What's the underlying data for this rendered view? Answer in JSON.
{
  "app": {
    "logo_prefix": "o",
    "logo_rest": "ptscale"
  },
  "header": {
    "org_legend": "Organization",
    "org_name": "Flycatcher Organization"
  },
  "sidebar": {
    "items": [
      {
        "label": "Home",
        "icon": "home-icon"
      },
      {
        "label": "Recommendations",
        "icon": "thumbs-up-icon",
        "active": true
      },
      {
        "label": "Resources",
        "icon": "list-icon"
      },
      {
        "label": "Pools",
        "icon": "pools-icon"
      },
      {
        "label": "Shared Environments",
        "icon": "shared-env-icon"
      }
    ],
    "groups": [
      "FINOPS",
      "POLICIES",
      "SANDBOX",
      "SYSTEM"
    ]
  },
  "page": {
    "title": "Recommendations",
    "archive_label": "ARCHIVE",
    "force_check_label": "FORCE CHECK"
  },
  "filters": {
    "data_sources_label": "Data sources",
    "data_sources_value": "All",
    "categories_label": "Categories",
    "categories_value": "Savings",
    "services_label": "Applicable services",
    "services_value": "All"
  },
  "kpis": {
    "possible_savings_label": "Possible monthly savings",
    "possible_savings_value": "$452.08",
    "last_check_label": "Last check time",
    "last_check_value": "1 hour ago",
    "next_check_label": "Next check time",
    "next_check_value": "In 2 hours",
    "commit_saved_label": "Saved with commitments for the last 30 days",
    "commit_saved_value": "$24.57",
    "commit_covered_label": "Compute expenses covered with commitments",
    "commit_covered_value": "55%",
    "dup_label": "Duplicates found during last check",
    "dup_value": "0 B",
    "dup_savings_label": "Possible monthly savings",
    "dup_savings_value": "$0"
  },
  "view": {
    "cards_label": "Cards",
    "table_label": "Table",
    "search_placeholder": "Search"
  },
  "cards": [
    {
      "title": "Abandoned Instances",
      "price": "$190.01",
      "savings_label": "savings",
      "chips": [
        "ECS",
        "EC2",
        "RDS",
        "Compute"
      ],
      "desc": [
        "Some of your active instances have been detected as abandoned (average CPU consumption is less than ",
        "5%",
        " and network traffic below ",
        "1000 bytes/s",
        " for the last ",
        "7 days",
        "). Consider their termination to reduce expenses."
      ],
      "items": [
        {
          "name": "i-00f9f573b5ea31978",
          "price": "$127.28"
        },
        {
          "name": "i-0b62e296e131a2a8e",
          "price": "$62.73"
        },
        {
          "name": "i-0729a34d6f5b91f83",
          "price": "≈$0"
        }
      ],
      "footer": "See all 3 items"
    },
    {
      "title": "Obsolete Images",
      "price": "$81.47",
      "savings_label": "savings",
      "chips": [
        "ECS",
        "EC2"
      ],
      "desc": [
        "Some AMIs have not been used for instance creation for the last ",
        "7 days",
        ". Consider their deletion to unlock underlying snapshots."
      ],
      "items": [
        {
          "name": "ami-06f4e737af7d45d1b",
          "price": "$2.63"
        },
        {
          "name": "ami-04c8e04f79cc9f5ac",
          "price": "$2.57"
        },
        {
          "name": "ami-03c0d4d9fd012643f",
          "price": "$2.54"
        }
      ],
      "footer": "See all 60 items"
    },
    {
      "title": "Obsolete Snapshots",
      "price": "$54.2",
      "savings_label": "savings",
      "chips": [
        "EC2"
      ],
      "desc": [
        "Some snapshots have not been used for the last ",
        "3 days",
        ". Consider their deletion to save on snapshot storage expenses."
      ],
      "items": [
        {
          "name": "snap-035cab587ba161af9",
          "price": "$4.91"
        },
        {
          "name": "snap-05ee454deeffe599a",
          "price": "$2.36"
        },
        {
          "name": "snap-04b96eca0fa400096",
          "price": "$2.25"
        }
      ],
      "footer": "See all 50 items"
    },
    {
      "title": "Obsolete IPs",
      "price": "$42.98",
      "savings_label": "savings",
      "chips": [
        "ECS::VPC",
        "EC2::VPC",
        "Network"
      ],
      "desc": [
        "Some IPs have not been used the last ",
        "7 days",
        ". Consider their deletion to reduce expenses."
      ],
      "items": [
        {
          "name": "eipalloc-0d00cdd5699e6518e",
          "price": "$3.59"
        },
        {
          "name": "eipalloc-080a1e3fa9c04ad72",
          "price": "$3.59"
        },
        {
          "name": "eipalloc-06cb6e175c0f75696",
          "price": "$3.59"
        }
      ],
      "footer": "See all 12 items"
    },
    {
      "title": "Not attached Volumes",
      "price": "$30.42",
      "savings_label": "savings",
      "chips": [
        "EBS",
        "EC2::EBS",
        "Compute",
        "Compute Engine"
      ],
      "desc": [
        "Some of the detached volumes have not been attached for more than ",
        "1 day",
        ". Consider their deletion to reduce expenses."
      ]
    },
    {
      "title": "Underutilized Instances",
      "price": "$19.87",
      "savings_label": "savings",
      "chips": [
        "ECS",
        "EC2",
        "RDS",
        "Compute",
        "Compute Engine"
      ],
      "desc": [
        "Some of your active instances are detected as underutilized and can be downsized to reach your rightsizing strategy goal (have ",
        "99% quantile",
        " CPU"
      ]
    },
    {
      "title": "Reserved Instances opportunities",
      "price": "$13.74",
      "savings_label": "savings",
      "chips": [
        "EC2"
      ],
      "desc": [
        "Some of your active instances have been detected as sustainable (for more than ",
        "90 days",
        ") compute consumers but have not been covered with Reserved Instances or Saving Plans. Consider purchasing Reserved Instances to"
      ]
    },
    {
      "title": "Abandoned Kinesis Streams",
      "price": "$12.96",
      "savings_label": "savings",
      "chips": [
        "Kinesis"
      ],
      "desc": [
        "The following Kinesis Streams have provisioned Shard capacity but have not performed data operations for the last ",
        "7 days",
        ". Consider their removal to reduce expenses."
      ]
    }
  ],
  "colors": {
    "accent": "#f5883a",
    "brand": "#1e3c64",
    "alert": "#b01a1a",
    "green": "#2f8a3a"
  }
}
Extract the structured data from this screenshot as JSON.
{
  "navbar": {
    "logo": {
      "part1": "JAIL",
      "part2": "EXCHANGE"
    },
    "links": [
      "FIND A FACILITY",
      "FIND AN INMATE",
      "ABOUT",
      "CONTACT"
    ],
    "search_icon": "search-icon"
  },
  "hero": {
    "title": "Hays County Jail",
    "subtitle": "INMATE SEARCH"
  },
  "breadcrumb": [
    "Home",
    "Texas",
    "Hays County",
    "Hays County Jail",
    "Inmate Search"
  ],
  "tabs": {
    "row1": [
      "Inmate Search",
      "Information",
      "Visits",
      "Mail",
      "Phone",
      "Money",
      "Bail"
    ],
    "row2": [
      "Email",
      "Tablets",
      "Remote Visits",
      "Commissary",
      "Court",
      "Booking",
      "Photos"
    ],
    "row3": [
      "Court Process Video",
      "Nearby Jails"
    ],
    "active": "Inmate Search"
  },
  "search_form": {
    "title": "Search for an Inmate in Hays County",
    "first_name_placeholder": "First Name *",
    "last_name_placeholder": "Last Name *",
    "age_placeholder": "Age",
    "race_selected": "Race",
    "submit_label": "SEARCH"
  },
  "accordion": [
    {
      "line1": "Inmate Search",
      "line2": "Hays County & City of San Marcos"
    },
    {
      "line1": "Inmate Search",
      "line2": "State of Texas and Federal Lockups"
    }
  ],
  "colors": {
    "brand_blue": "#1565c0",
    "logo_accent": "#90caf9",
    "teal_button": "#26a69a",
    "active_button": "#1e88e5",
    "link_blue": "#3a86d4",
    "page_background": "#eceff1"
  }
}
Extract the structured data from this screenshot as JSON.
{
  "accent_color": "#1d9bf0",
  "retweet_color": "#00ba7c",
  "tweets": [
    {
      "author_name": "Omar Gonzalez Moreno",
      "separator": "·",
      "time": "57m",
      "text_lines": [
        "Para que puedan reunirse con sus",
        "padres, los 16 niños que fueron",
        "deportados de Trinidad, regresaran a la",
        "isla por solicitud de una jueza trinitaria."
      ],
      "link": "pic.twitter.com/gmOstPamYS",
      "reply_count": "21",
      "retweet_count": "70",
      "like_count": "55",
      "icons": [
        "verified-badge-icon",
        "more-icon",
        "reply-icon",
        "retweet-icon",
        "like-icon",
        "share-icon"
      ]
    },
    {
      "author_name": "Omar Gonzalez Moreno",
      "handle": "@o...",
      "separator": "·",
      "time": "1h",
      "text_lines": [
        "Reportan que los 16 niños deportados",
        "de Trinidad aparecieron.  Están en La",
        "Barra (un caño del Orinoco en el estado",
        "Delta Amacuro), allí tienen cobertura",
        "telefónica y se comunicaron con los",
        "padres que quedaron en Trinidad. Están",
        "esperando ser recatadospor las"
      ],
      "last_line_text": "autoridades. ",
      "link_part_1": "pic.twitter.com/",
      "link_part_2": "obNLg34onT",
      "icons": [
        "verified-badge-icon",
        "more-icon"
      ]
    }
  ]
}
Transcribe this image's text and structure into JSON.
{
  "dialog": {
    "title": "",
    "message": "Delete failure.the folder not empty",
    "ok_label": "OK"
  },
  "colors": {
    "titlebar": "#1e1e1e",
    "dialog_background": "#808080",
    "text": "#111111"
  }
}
--
#### [GOAL OF THE EXERCISE]
Say, as a number only, how many lines of the data contain "County".

#### [OUTPUT OF THE TASK]
5